▸ **RECORDS SUPPLIED**:
* * * * *
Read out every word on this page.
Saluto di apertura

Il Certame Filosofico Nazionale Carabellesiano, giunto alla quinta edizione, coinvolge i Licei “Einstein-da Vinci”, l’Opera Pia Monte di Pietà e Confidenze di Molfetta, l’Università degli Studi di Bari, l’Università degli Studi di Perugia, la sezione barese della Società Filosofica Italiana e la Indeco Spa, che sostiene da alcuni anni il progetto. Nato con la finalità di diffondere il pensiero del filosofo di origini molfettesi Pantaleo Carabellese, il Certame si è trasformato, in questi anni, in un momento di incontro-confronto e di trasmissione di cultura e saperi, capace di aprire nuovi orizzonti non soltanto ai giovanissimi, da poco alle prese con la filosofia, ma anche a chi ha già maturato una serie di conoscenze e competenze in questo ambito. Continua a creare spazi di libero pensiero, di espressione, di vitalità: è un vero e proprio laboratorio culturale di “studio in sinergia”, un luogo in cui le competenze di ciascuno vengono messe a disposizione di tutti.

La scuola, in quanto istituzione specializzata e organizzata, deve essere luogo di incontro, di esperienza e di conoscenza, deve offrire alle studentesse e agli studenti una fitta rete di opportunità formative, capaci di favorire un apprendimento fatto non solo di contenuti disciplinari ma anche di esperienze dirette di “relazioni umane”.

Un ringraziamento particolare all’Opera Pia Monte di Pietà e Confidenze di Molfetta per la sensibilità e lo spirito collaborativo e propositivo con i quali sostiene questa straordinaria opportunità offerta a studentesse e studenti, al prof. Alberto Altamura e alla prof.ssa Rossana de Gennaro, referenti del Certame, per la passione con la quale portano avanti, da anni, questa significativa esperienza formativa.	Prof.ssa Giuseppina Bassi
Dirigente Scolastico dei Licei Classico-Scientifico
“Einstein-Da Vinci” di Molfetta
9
* * * * *
▸ **GIVEN REQUEST**:
Return all of the entries exactly as they were supplied.

▸ **COMPLETED EXERCISE**:
Read out every word on this page.
Saluto di apertura

Il Certame Filosofico Nazionale Carabellesiano, giunto alla quinta edizione, coinvolge i Licei “Einstein-da Vinci”, l’Opera Pia Monte di Pietà e Confidenze di Molfetta, l’Università degli Studi di Bari, l’Università degli Studi di Perugia, la sezione barese della Società Filosofica Italiana e la Indeco Spa, che sostiene da alcuni anni il progetto. Nato con la finalità di diffondere il pensiero del filosofo di origini molfettesi Pantaleo Carabellese, il Certame si è trasformato, in questi anni, in un momento di incontro-confronto e di trasmissione di cultura e saperi, capace di aprire nuovi orizzonti non soltanto ai giovanissimi, da poco alle prese con la filosofia, ma anche a chi ha già maturato una serie di conoscenze e competenze in questo ambito. Continua a creare spazi di libero pensiero, di espressione, di vitalità: è un vero e proprio laboratorio culturale di “studio in sinergia”, un luogo in cui le competenze di ciascuno vengono messe a disposizione di tutti.

La scuola, in quanto istituzione specializzata e organizzata, deve essere luogo di incontro, di esperienza e di conoscenza, deve offrire alle studentesse e agli studenti una fitta rete di opportunità formative, capaci di favorire un apprendimento fatto non solo di contenuti disciplinari ma anche di esperienze dirette di “relazioni umane”.

Un ringraziamento particolare all’Opera Pia Monte di Pietà e Confidenze di Molfetta per la sensibilità e lo spirito collaborativo e propositivo con i quali sostiene questa straordinaria opportunità offerta a studentesse e studenti, al prof. Alberto Altamura e alla prof.ssa Rossana de Gennaro, referenti del Certame, per la passione con la quale portano avanti, da anni, questa significativa esperienza formativa.	Prof.ssa Giuseppina Bassi
Dirigente Scolastico dei Licei Classico-Scientifico
“Einstein-Da Vinci” di Molfetta
9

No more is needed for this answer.